- Text for analysis
━━━━━━
Breaking Silos

Higher collaboration creates successful products

Shilpa Goley
4 min readDec 9, 2021
Photo by Waldemar Brandt on Unsplash

In my first job, I had no exposure to Agile.

I was part of a product development team which mostly worked on defects and enhancements on a legacy codebase. After completing development of every ticket, the ticket would move into the testing lane. If the testing team found an issue with it, the ticket would be reassigned to me and the cycle would continue. That team sat on a different floor of the building and we only communicated through these tickets. This was true with the build and deployment team as well, with whom we had very little communication.

At that time, I thought, “Alright, I guess this is how software teams work!”.

And then I joined Thoughtworks. Here, I learnt about the Agile way of working and figured out that what I saw in my first job were “silos”. I slowly realised that silos need to be broken for an effective way of working as well as for development of a robust software product.

Silos across departments or verticals affect overall business goals and value as well. In this blog, I am going to concentrate on the effect of silos on development teams and the ways to remediate it.

Symptoms of silos

Although its generally quite obvious, there are some smells and symptoms which point towards a silo-ed work environment and we need to identify them.

  1. Throwing over the wall: Formally transfer a responsibility over to another team/individual and having no ownership of the work.
  2. ‘I don’t know anything about that, ask X’: If someone’s answer to a question is this, it means that knowledge is not being shared.
  3. ‘He/she is the expert. We can’t let them go’: There are few individuals who are considered indispensable.
  4. Little or no communication between verticals/teams: Lack of connect between different teams.
  5. ‘That’s not my job, ask the Y team’: Lack of collective ownership

This leads to

  1. Bottlenecks: Lack of communication and collaboration leads to slow resolution of issues giving rise to unwarranted bottlenecks/blockers during development
  2. Longer cycle time: Overall time taken to develop, test and release a feature increases due to slow handoffs.
  3. Less-skilled individuals: Team members do not get opportunities to learn and grow. Lack of knowledge sharing across teams also leads to this.
  4. Low morale: Higher number of blockers, lack of communication reduce the motivation within teams. People may be stuck doing similar work for longer times. This may lead to higher stress levels too.
  5. Over dependency on certain individuals: In many cases, certain members of the organisation become indispensable due their isolated expertise. This is very dangerous for the organisation, since it’s gets harder to replace that person over time, and the knowledge is never shared.
  6. Miscommunication: Due to lack of regular catch-ups and a non-collaborative environment, its highly possible that miscommunication may cause misunderstanding in team goals.
  7. Blame games and conflicts: Teams working in silos often blame the others for any issues since there is a lack of collective ownership of the product.
━━━━━━
- Data under study

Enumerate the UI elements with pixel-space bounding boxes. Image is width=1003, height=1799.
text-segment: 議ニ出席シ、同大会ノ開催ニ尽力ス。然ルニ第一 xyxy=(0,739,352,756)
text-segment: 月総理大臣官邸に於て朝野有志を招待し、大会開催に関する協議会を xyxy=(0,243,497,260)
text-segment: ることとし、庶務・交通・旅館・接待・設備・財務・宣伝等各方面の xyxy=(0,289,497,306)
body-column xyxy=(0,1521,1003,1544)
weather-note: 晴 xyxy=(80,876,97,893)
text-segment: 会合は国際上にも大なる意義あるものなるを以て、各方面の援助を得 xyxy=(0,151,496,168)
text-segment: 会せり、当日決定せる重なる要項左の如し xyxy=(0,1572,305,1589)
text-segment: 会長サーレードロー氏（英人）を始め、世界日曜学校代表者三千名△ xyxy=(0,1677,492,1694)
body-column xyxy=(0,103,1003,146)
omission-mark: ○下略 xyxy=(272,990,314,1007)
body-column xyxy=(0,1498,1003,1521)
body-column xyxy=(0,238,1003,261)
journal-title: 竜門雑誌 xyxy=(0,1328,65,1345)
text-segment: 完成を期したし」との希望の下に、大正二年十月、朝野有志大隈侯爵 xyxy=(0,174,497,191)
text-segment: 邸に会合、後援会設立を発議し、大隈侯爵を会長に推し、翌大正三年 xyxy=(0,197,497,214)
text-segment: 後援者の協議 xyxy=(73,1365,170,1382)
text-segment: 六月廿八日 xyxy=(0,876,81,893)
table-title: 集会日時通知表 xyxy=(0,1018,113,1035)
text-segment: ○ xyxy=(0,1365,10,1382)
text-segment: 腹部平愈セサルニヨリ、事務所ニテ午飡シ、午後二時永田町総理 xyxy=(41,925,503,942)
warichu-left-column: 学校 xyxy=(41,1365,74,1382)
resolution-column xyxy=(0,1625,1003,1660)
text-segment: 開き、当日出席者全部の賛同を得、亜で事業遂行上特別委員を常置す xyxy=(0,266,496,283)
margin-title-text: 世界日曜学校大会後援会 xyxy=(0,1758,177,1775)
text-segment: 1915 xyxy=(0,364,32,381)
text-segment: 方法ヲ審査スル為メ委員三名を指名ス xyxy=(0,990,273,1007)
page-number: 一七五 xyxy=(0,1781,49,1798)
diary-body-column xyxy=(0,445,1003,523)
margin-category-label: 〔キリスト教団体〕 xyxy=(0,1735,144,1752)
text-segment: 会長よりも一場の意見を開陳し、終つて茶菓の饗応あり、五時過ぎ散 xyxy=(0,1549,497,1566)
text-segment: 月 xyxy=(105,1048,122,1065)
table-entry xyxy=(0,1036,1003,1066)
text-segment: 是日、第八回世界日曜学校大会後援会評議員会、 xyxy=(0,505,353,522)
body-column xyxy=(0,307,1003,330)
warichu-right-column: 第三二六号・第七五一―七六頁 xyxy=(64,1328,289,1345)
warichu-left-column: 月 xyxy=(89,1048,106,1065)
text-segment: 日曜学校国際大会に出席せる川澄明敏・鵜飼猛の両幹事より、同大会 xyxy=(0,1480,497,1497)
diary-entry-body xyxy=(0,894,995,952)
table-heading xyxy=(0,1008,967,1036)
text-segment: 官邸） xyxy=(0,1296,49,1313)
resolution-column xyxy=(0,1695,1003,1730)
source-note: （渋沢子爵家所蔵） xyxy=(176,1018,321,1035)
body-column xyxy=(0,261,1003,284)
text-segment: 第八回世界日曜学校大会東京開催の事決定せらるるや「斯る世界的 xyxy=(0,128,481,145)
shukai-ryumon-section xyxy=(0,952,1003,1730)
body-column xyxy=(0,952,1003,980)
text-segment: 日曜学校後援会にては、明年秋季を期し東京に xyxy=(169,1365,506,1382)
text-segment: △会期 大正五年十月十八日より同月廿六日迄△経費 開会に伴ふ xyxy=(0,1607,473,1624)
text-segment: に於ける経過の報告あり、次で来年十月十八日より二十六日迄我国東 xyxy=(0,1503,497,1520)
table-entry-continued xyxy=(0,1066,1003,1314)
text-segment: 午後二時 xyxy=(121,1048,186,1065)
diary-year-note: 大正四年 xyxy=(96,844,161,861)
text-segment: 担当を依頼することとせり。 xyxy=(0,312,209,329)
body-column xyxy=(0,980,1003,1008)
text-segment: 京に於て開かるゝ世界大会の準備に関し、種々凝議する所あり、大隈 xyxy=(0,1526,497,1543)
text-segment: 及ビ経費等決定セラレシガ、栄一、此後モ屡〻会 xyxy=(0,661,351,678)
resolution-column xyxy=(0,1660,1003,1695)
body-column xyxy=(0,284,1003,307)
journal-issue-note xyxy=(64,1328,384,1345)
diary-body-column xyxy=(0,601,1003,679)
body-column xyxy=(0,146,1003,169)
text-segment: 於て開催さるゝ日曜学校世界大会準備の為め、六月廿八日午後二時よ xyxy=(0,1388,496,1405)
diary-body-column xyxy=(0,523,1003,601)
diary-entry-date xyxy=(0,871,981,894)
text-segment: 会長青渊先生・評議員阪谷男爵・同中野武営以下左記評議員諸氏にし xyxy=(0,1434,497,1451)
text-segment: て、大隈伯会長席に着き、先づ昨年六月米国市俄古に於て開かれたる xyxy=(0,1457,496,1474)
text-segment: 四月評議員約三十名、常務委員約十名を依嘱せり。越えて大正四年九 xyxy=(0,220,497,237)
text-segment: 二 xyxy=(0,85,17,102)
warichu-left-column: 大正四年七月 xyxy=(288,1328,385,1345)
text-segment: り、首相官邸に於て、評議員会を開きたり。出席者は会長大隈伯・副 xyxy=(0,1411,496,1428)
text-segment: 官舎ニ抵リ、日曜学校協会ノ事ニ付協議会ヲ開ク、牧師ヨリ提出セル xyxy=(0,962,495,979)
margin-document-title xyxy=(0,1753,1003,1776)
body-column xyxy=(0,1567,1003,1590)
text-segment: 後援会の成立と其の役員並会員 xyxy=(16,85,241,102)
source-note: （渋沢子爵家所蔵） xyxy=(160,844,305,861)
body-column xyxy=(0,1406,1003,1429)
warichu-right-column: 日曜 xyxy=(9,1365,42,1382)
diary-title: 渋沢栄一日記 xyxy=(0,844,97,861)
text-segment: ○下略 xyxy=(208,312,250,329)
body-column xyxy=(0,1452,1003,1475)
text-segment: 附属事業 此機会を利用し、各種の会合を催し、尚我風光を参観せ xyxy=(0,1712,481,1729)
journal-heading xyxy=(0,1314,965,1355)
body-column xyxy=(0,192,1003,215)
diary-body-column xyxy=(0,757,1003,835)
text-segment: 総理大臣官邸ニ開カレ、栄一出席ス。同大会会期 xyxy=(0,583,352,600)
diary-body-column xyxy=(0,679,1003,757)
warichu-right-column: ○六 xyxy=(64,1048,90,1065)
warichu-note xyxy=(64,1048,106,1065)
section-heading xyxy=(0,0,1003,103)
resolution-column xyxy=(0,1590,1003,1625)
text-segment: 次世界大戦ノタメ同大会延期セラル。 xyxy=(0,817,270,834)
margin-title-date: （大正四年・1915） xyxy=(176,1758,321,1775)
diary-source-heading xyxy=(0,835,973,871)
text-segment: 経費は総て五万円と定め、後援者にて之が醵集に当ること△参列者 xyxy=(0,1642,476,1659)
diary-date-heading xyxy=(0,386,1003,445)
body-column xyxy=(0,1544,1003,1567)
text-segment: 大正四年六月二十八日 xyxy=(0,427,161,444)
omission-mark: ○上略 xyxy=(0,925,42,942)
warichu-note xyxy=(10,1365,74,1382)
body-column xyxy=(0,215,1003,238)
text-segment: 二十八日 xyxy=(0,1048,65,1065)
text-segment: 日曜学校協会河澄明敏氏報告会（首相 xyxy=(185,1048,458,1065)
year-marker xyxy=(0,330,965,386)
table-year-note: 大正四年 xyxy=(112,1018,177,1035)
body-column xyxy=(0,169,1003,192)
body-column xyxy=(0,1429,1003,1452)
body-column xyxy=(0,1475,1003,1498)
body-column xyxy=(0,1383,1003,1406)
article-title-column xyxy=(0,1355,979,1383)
━━━━━━
- Tasks for this exercise
1 > Which symptoms of a silo-ed work environment does the blog post on breaking silos list under "Symptoms of silos"?
2 > Can you carry on the blog post about breaking silos in development teams, starting right after its last sentence?

- Responses by item number
1 >
1. Throwing over the wall
2. 'I don't know anything about that, ask X'
3. 'He/she is the expert. We can't let them go'
4. Little or no communication between verticals/teams
5. 'That's not my job, ask the Y team'

2 >
  8. Chances of rework: If teams do not understand each others’ goals, there may be chances of rework.

Solution

Photo by Cytonn Photography on Unsplash

Key changes in ways of working leading to culture change in organisation are necessary for breaking silos and bringing all the teams together.

  1. Collaboration: All roles and teams working on a software product must collaborate.
  2. Transparent communication: An open channel for discussions and conversation is very important for teams/individuals to connect and come up with the best technical decisions for developing high-quality software.
  3. Nobody should be indispensable: No individual should have the kind of power or knowledge to create bottlenecks. Leadership must encourage knowledge sharing and rotating responsibilities.
  4. Cross-functional teams: Teams with different roles like developers, QAs, devOps and BAs are very important to break silos and bring all perspectives on the table.
  5. Shared knowledge and information flow: Knowledge sharing through frequent sessions, tech huddles and good documentation can help to remove dependency on certain individuals
  6. Pairing on tasks: Pair programming is a way for developers to pair on developing a piece of functionality. In addition, folks can pair on other tasks too like analysis, testing, automation etc. so that context can be shared

Benefits

  1. Motivated teams: Motivated teams, with clear goals and collective ownership.
  2. Faster cycle time: Faster cycle time due to collaboration, and time reduced in decision making and resolving blockers.
  3. Collective ownership: Being responsible for changes along with other teams gives a sense of collective ownership.
  4. Shared knowledge: Slowly and steadily all teams are aware of each others work and understand the whole system, which in turn increases everyone’s confidence.
  5. Low downtime: Higher the collaboration between teams and roles, lower would be the downtime in situations like deployment, bug fixes, hot fixes, roll backs etc.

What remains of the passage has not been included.